#### [Task prompt]
Copy the lines below as they are; omit the images they contain.

Dataset items:
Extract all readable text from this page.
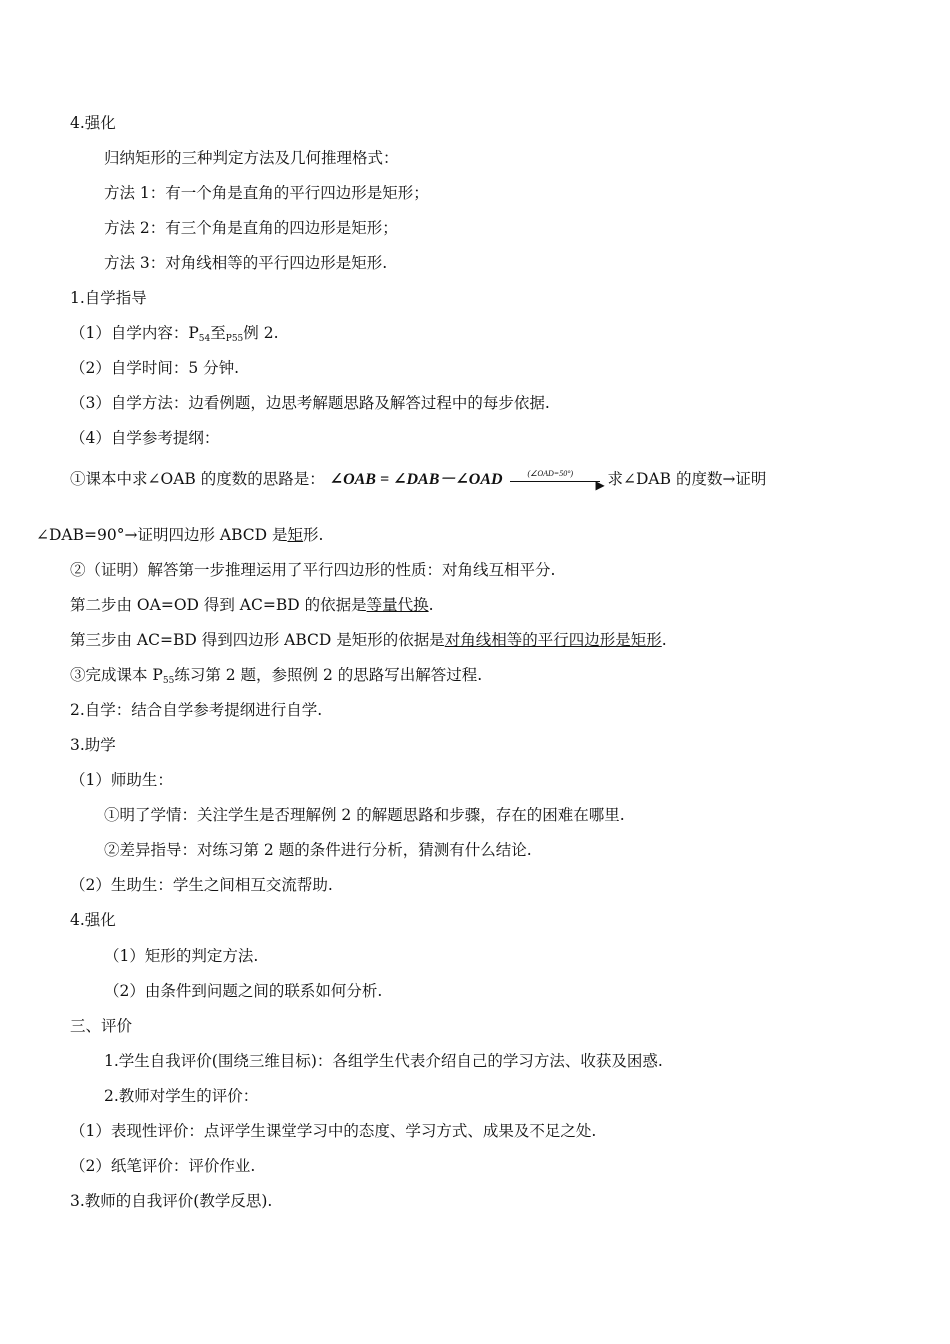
4.强化
归纳矩形的三种判定方法及几何推理格式：
方法 1：有一个角是直角的平行四边形是矩形；
方法 2：有三个角是直角的四边形是矩形；
方法 3：对角线相等的平行四边形是矩形.
1.自学指导
（1）自学内容：$P_{54}$至$_{P55}$例 2.
（2）自学时间：5 分钟.
（3）自学方法：边看例题，边思考解题思路及解答过程中的每步依据.
（4）自学参考提纲：
①课本中求∠OAB 的度数的思路是： ∠OAB = ∠DAB－∠OAD	(∠OAD=50°)
▶ 求∠DAB 的度数→证明
∠DAB=90°→证明四边形 ABCD 是矩形.
②（证明）解答第一步推理运用了平行四边形的性质：对角线互相平分.
第二步由 OA=OD 得到 AC=BD 的依据是等量代换.
第三步由 AC=BD 得到四边形 ABCD 是矩形的依据是对角线相等的平行四边形是矩形.
③完成课本 $P_{55}$练习第 2 题，参照例 2 的思路写出解答过程.
2.自学：结合自学参考提纲进行自学.
3.助学
（1）师助生：
①明了学情：关注学生是否理解例 2 的解题思路和步骤，存在的困难在哪里.
②差异指导：对练习第 2 题的条件进行分析，猜测有什么结论.
（2）生助生：学生之间相互交流帮助.
4.强化
（1）矩形的判定方法.
（2）由条件到问题之间的联系如何分析.
三、评价
1.学生自我评价(围绕三维目标)：各组学生代表介绍自己的学习方法、收获及困惑.
2.教师对学生的评价：
（1）表现性评价：点评学生课堂学习中的态度、学习方式、成果及不足之处.
（2）纸笔评价：评价作业.
3.教师的自我评价(教学反思).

#### [Output of the exercise]
Extract all readable text from this page.
4.强化
归纳矩形的三种判定方法及几何推理格式：
方法 1：有一个角是直角的平行四边形是矩形；
方法 2：有三个角是直角的四边形是矩形；
方法 3：对角线相等的平行四边形是矩形.
1.自学指导
（1）自学内容：$P_{54}$至$_{P55}$例 2.
（2）自学时间：5 分钟.
（3）自学方法：边看例题，边思考解题思路及解答过程中的每步依据.
（4）自学参考提纲：
①课本中求∠OAB 的度数的思路是： ∠OAB = ∠DAB－∠OAD	(∠OAD=50°)
▶ 求∠DAB 的度数→证明
∠DAB=90°→证明四边形 ABCD 是矩形.
②（证明）解答第一步推理运用了平行四边形的性质：对角线互相平分.
第二步由 OA=OD 得到 AC=BD 的依据是等量代换.
第三步由 AC=BD 得到四边形 ABCD 是矩形的依据是对角线相等的平行四边形是矩形.
③完成课本 $P_{55}$练习第 2 题，参照例 2 的思路写出解答过程.
2.自学：结合自学参考提纲进行自学.
3.助学
（1）师助生：
①明了学情：关注学生是否理解例 2 的解题思路和步骤，存在的困难在哪里.
②差异指导：对练习第 2 题的条件进行分析，猜测有什么结论.
（2）生助生：学生之间相互交流帮助.
4.强化
（1）矩形的判定方法.
（2）由条件到问题之间的联系如何分析.
三、评价
1.学生自我评价(围绕三维目标)：各组学生代表介绍自己的学习方法、收获及困惑.
2.教师对学生的评价：
（1）表现性评价：点评学生课堂学习中的态度、学习方式、成果及不足之处.
（2）纸笔评价：评价作业.
3.教师的自我评价(教学反思).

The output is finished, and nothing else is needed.